▶ **What you need to do**
Wherever the word "Passively" shows up in a line, please copy that line.

[Data extracted from a collection]
____

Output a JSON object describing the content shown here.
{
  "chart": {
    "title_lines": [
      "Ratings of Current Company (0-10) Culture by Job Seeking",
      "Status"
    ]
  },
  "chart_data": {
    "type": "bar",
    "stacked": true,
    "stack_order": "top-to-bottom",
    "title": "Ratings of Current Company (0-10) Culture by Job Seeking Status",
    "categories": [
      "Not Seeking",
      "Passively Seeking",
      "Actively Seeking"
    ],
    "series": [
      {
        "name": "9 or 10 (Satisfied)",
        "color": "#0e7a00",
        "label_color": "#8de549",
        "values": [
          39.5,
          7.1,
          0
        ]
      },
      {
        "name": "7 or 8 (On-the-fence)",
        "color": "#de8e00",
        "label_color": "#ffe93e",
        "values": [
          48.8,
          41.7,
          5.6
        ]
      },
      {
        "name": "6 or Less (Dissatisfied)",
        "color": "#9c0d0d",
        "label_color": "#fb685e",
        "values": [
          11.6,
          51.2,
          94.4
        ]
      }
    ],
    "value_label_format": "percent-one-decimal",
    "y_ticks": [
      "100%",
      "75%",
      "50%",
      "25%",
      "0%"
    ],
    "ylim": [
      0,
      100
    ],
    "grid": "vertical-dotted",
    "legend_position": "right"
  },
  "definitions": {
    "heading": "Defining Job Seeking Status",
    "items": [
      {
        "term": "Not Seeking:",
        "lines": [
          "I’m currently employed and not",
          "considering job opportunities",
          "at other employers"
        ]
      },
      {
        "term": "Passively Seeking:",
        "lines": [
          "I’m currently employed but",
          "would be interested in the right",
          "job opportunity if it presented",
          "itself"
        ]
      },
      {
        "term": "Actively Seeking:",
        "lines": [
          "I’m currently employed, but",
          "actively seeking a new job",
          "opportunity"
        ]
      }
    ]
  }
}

____

▶ **Expected output**
      "Passively Seeking",
        "term": "Passively Seeking:",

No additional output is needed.